● WHAT THE EXERCISE ASKS
Can the data below be echoed back word for word?

● Dataset records
—————

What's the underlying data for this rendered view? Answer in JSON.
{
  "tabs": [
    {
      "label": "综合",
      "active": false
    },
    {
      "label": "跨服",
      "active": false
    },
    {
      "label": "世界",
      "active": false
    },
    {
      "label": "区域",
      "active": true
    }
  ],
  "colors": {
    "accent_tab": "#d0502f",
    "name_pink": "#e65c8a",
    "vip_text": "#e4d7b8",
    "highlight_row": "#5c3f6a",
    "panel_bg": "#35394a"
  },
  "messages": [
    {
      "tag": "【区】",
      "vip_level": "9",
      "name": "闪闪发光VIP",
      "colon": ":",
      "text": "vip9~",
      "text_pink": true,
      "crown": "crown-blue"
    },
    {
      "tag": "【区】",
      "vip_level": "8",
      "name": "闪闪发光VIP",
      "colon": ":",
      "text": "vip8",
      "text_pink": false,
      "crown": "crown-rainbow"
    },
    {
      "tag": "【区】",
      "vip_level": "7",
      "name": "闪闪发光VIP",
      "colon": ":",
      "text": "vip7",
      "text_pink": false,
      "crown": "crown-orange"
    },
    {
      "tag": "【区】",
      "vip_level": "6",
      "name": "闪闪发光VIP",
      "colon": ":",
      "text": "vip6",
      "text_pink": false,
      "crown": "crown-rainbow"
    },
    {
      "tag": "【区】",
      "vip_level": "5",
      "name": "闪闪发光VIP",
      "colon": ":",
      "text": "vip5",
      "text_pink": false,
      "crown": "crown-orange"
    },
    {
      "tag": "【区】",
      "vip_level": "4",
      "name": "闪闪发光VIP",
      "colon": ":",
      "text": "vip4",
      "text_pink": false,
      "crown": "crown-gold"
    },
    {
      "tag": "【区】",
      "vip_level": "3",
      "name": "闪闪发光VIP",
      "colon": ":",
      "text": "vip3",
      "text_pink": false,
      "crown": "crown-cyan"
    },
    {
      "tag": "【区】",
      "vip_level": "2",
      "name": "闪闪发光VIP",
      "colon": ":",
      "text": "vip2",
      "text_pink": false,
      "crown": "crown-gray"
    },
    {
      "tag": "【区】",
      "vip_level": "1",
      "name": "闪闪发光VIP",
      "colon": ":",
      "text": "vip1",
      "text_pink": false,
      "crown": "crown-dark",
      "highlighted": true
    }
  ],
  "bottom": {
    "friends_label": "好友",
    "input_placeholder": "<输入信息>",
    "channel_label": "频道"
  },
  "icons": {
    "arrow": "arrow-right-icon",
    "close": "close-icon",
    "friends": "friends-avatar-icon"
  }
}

—————

● FINISHED EXERCISE
What's the underlying data for this rendered view? Answer in JSON.
{
  "tabs": [
    {
      "label": "综合",
      "active": false
    },
    {
      "label": "跨服",
      "active": false
    },
    {
      "label": "世界",
      "active": false
    },
    {
      "label": "区域",
      "active": true
    }
  ],
  "colors": {
    "accent_tab": "#d0502f",
    "name_pink": "#e65c8a",
    "vip_text": "#e4d7b8",
    "highlight_row": "#5c3f6a",
    "panel_bg": "#35394a"
  },
  "messages": [
    {
      "tag": "【区】",
      "vip_level": "9",
      "name": "闪闪发光VIP",
      "colon": ":",
      "text": "vip9~",
      "text_pink": true,
      "crown": "crown-blue"
    },
    {
      "tag": "【区】",
      "vip_level": "8",
      "name": "闪闪发光VIP",
      "colon": ":",
      "text": "vip8",
      "text_pink": false,
      "crown": "crown-rainbow"
    },
    {
      "tag": "【区】",
      "vip_level": "7",
      "name": "闪闪发光VIP",
      "colon": ":",
      "text": "vip7",
      "text_pink": false,
      "crown": "crown-orange"
    },
    {
      "tag": "【区】",
      "vip_level": "6",
      "name": "闪闪发光VIP",
      "colon": ":",
      "text": "vip6",
      "text_pink": false,
      "crown": "crown-rainbow"
    },
    {
      "tag": "【区】",
      "vip_level": "5",
      "name": "闪闪发光VIP",
      "colon": ":",
      "text": "vip5",
      "text_pink": false,
      "crown": "crown-orange"
    },
    {
      "tag": "【区】",
      "vip_level": "4",
      "name": "闪闪发光VIP",
      "colon": ":",
      "text": "vip4",
      "text_pink": false,
      "crown": "crown-gold"
    },
    {
      "tag": "【区】",
      "vip_level": "3",
      "name": "闪闪发光VIP",
      "colon": ":",
      "text": "vip3",
      "text_pink": false,
      "crown": "crown-cyan"
    },
    {
      "tag": "【区】",
      "vip_level": "2",
      "name": "闪闪发光VIP",
      "colon": ":",
      "text": "vip2",
      "text_pink": false,
      "crown": "crown-gray"
    },
    {
      "tag": "【区】",
      "vip_level": "1",
      "name": "闪闪发光VIP",
      "colon": ":",
      "text": "vip1",
      "text_pink": false,
      "crown": "crown-dark",
      "highlighted": true
    }
  ],
  "bottom": {
    "friends_label": "好友",
    "input_placeholder": "<输入信息>",
    "channel_label": "频道"
  },
  "icons": {
    "arrow": "arrow-right-icon",
    "close": "close-icon",
    "friends": "friends-avatar-icon"
  }
}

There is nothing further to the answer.